* [What is being asked]:
In the copy, include every entry exactly but none of the images.

[Data entries]
---

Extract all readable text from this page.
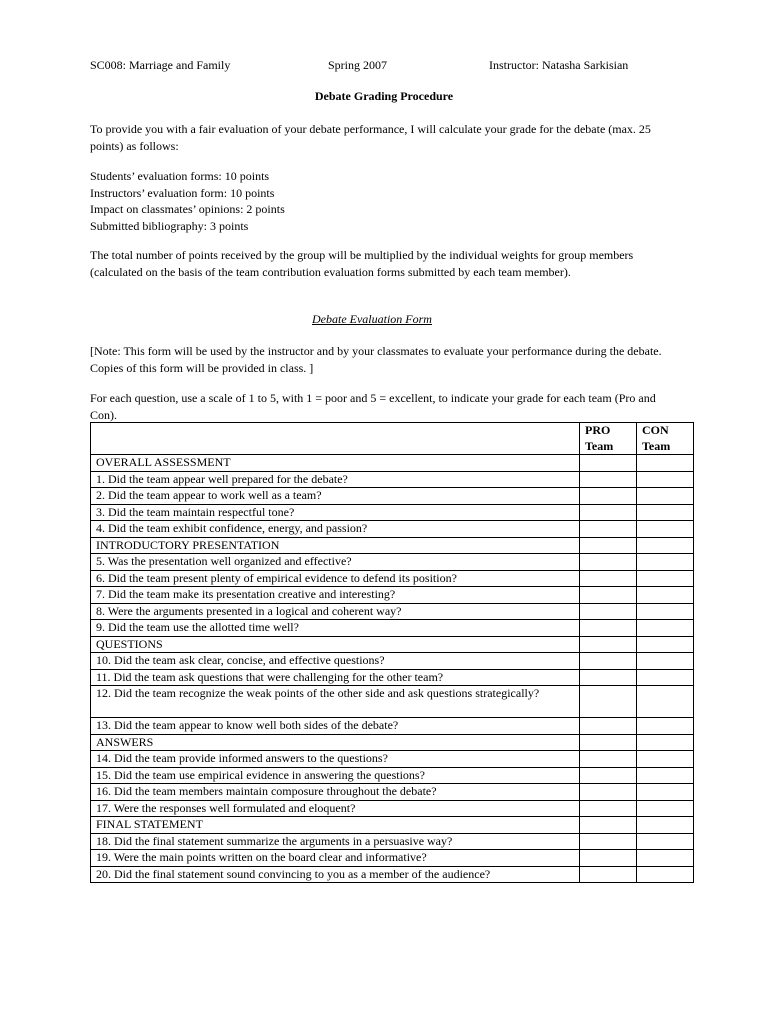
SC008: Marriage and Family	Spring 2007	Instructor: Natasha Sarkisian
Debate Grading Procedure
To provide you with a fair evaluation of your debate performance, I will calculate your grade for the debate (max. 25 points) as follows:
Students’ evaluation forms: 10 points
Instructors’ evaluation form: 10 points
Impact on classmates’ opinions: 2 points
Submitted bibliography: 3 points
The total number of points received by the group will be multiplied by the individual weights for group members (calculated on the basis of the team contribution evaluation forms submitted by each team member).
Debate Evaluation Form
[Note: This form will be used by the instructor and by your classmates to evaluate your performance during the debate. Copies of this form will be provided in class. ]
For each question, use a scale of 1 to 5, with 1 = poor and 5 = excellent, to indicate your grade for each team (Pro and Con).
	PRO Team	CON Team
OVERALL ASSESSMENT		
1. Did the team appear well prepared for the debate?		
2. Did the team appear to work well as a team?		
3. Did the team maintain respectful tone?		
4. Did the team exhibit confidence, energy, and passion?		
INTRODUCTORY PRESENTATION		
5. Was the presentation well organized and effective?		
6. Did the team present plenty of empirical evidence to defend its position?		
7. Did the team make its presentation creative and interesting?		
8. Were the arguments presented in a logical and coherent way?		
9. Did the team use the allotted time well?		
QUESTIONS		
10. Did the team ask clear, concise, and effective questions?		
11. Did the team ask questions that were challenging for the other team?		
12. Did the team recognize the weak points of the other side and ask questions strategically?		
13. Did the team appear to know well both sides of the debate?		
ANSWERS		
14. Did the team provide informed answers to the questions?		
15. Did the team use empirical evidence in answering the questions?		
16. Did the team members maintain composure throughout the debate?		
17. Were the responses well formulated and eloquent?		
FINAL STATEMENT		
18. Did the final statement summarize the arguments in a persuasive way?		
19. Were the main points written on the board clear and informative?		
20. Did the final statement sound convincing to you as a member of the audience?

---

* [Solved problem]:
Extract all readable text from this page.
SC008: Marriage and Family	Spring 2007	Instructor: Natasha Sarkisian
Debate Grading Procedure
To provide you with a fair evaluation of your debate performance, I will calculate your grade for the debate (max. 25 points) as follows:
Students’ evaluation forms: 10 points
Instructors’ evaluation form: 10 points
Impact on classmates’ opinions: 2 points
Submitted bibliography: 3 points
The total number of points received by the group will be multiplied by the individual weights for group members (calculated on the basis of the team contribution evaluation forms submitted by each team member).
Debate Evaluation Form
[Note: This form will be used by the instructor and by your classmates to evaluate your performance during the debate. Copies of this form will be provided in class. ]
For each question, use a scale of 1 to 5, with 1 = poor and 5 = excellent, to indicate your grade for each team (Pro and Con).
	PRO Team	CON Team
OVERALL ASSESSMENT		
1. Did the team appear well prepared for the debate?		
2. Did the team appear to work well as a team?		
3. Did the team maintain respectful tone?		
4. Did the team exhibit confidence, energy, and passion?		
INTRODUCTORY PRESENTATION		
5. Was the presentation well organized and effective?		
6. Did the team present plenty of empirical evidence to defend its position?		
7. Did the team make its presentation creative and interesting?		
8. Were the arguments presented in a logical and coherent way?		
9. Did the team use the allotted time well?		
QUESTIONS		
10. Did the team ask clear, concise, and effective questions?		
11. Did the team ask questions that were challenging for the other team?		
12. Did the team recognize the weak points of the other side and ask questions strategically?		
13. Did the team appear to know well both sides of the debate?		
ANSWERS		
14. Did the team provide informed answers to the questions?		
15. Did the team use empirical evidence in answering the questions?		
16. Did the team members maintain composure throughout the debate?		
17. Were the responses well formulated and eloquent?		
FINAL STATEMENT		
18. Did the final statement summarize the arguments in a persuasive way?		
19. Were the main points written on the board clear and informative?		
20. Did the final statement sound convincing to you as a member of the audience?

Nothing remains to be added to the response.